Collection entries

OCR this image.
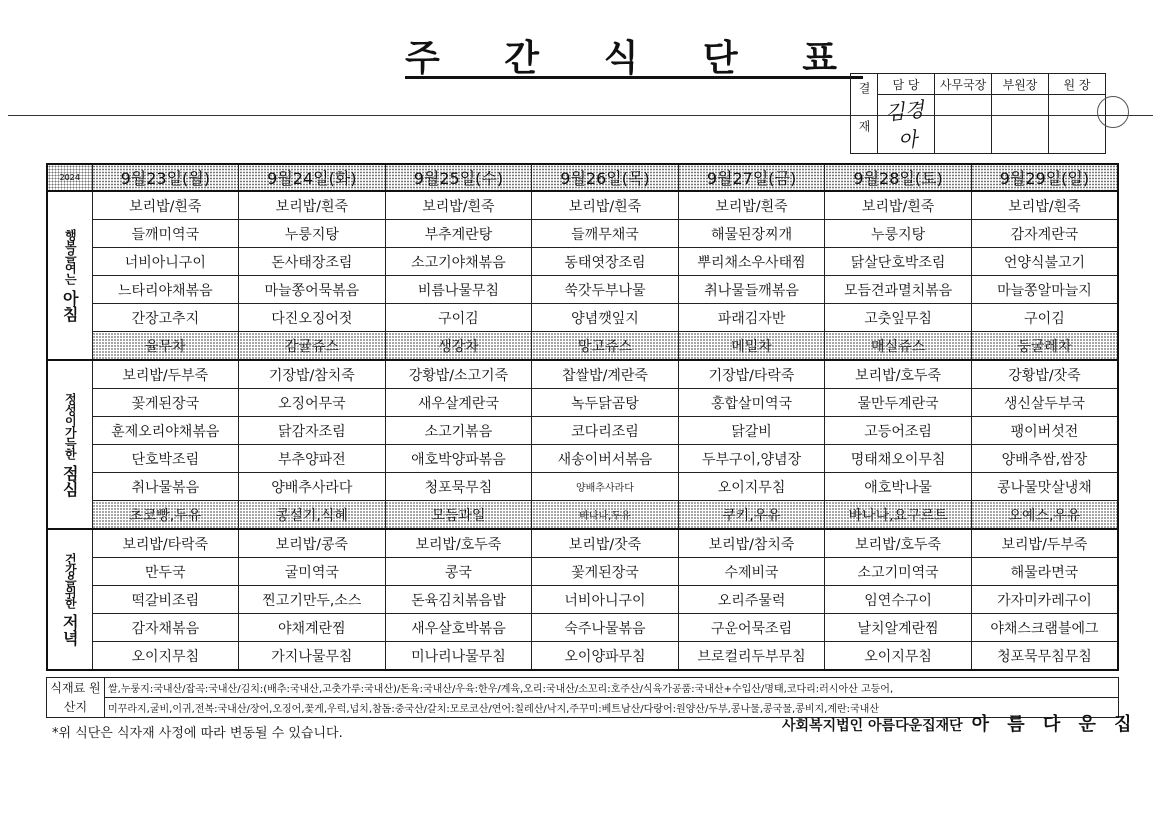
주 간 식 단 표
결 재	담 당	사무국장	부원장	원 장
	김경아			
2024	9월23일(월)	9월24일(화)	9월25일(수)	9월26일(목)	9월27일(금)	9월28일(토)	9월29일(일)

행복을여는
아침	보리밥/흰죽	보리밥/흰죽	보리밥/흰죽	보리밥/흰죽	보리밥/흰죽	보리밥/흰죽	보리밥/흰죽
	들깨미역국	누룽지탕	부추계란탕	들깨무채국	해물된장찌개	누룽지탕	감자계란국
	너비아니구이	돈사태장조림	소고기야채볶음	동태엿장조림	뿌리채소우사태찜	닭살단호박조림	언양식불고기
	느타리야채볶음	마늘쫑어묵볶음	비름나물무침	쑥갓두부나물	취나물들깨볶음	모듬견과멸치볶음	마늘쫑알마늘지
	간장고추지	다진오징어젓	구이김	양념깻잎지	파래김자반	고춧잎무침	구이김
	율무차	감귤쥬스	생강차	망고쥬스	메밀차	매실쥬스	둥굴레차

정성이가득한
점심	보리밥/두부죽	기장밥/참치죽	강황밥/소고기죽	찹쌀밥/계란죽	기장밥/타락죽	보리밥/호두죽	강황밥/잣죽
	꽃게된장국	오징어무국	새우살계란국	녹두닭곰탕	홍합살미역국	물만두계란국	생신살두부국
	훈제오리야채볶음	닭감자조림	소고기볶음	코다리조림	닭갈비	고등어조림	팽이버섯전
	단호박조림	부추양파전	애호박양파볶음	새송이버서볶음	두부구이,양념장	명태채오이무침	양배추쌈,쌈장
	취나물볶음	양배추사라다	청포묵무침	양배추사라다	오이지무침	애호박나물	콩나물맛살냉채
	초코빵,두유	콩설기,식혜	모듬과일	바나나,두유	쿠키,우유	바나나,요구르트	오예스,우유

건강을위한
저녁	보리밥/타락죽	보리밥/콩죽	보리밥/호두죽	보리밥/잣죽	보리밥/참치죽	보리밥/호두죽	보리밥/두부죽
	만두국	굴미역국	콩국	꽃게된장국	수제비국	소고기미역국	해물라면국
	떡갈비조림	찐고기만두,소스	돈육김치볶음밥	너비아니구이	오리주물럭	임연수구이	가자미카레구이
	감자채볶음	야채계란찜	새우살호박볶음	숙주나물볶음	구운어묵조림	날치알계란찜	야채스크램블에그
	오이지무침	가지나물무침	미나리나물무침	오이양파무침	브로컬리두부무침	오이지무침	청포묵무침무침
식재료 원산지	쌀,누룽지:국내산/잡곡:국내산/김치:(배추:국내산,고춧가루:국내산)/돈육:국내산/우육:한우/계육,오리:국내산/소꼬리:호주산/식육가공품:국내산+수입산/명태,코다리:러시아산 고등어,
미꾸라지,굴비,이귀,전복:국내산/장어,오징어,꽃게,우럭,넙치,참돔:중국산/갈치:모로코산/연어:칠레산/낙지,주꾸미:베트남산/다랑어:원양산/두부,콩나물,콩국물,콩비지,계란:국내산
*위 식단은 식자재 사정에 따라 변동될 수 있습니다.	사회복지법인 아름다운집재단 아 름 다 운 집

__PROBLEM DESCRIPTION__
Set down all the data again exactly as above, pictures excluded.

__ANSWER TO THIS PROBLEM__
OCR this image.
주 간 식 단 표
결 재	담 당	사무국장	부원장	원 장
	김경아			
2024	9월23일(월)	9월24일(화)	9월25일(수)	9월26일(목)	9월27일(금)	9월28일(토)	9월29일(일)

행복을여는
아침	보리밥/흰죽	보리밥/흰죽	보리밥/흰죽	보리밥/흰죽	보리밥/흰죽	보리밥/흰죽	보리밥/흰죽
	들깨미역국	누룽지탕	부추계란탕	들깨무채국	해물된장찌개	누룽지탕	감자계란국
	너비아니구이	돈사태장조림	소고기야채볶음	동태엿장조림	뿌리채소우사태찜	닭살단호박조림	언양식불고기
	느타리야채볶음	마늘쫑어묵볶음	비름나물무침	쑥갓두부나물	취나물들깨볶음	모듬견과멸치볶음	마늘쫑알마늘지
	간장고추지	다진오징어젓	구이김	양념깻잎지	파래김자반	고춧잎무침	구이김
	율무차	감귤쥬스	생강차	망고쥬스	메밀차	매실쥬스	둥굴레차

정성이가득한
점심	보리밥/두부죽	기장밥/참치죽	강황밥/소고기죽	찹쌀밥/계란죽	기장밥/타락죽	보리밥/호두죽	강황밥/잣죽
	꽃게된장국	오징어무국	새우살계란국	녹두닭곰탕	홍합살미역국	물만두계란국	생신살두부국
	훈제오리야채볶음	닭감자조림	소고기볶음	코다리조림	닭갈비	고등어조림	팽이버섯전
	단호박조림	부추양파전	애호박양파볶음	새송이버서볶음	두부구이,양념장	명태채오이무침	양배추쌈,쌈장
	취나물볶음	양배추사라다	청포묵무침	양배추사라다	오이지무침	애호박나물	콩나물맛살냉채
	초코빵,두유	콩설기,식혜	모듬과일	바나나,두유	쿠키,우유	바나나,요구르트	오예스,우유

건강을위한
저녁	보리밥/타락죽	보리밥/콩죽	보리밥/호두죽	보리밥/잣죽	보리밥/참치죽	보리밥/호두죽	보리밥/두부죽
	만두국	굴미역국	콩국	꽃게된장국	수제비국	소고기미역국	해물라면국
	떡갈비조림	찐고기만두,소스	돈육김치볶음밥	너비아니구이	오리주물럭	임연수구이	가자미카레구이
	감자채볶음	야채계란찜	새우살호박볶음	숙주나물볶음	구운어묵조림	날치알계란찜	야채스크램블에그
	오이지무침	가지나물무침	미나리나물무침	오이양파무침	브로컬리두부무침	오이지무침	청포묵무침무침
식재료 원산지	쌀,누룽지:국내산/잡곡:국내산/김치:(배추:국내산,고춧가루:국내산)/돈육:국내산/우육:한우/계육,오리:국내산/소꼬리:호주산/식육가공품:국내산+수입산/명태,코다리:러시아산 고등어,
미꾸라지,굴비,이귀,전복:국내산/장어,오징어,꽃게,우럭,넙치,참돔:중국산/갈치:모로코산/연어:칠레산/낙지,주꾸미:베트남산/다랑어:원양산/두부,콩나물,콩국물,콩비지,계란:국내산
*위 식단은 식자재 사정에 따라 변동될 수 있습니다.	사회복지법인 아름다운집재단 아 름 다 운 집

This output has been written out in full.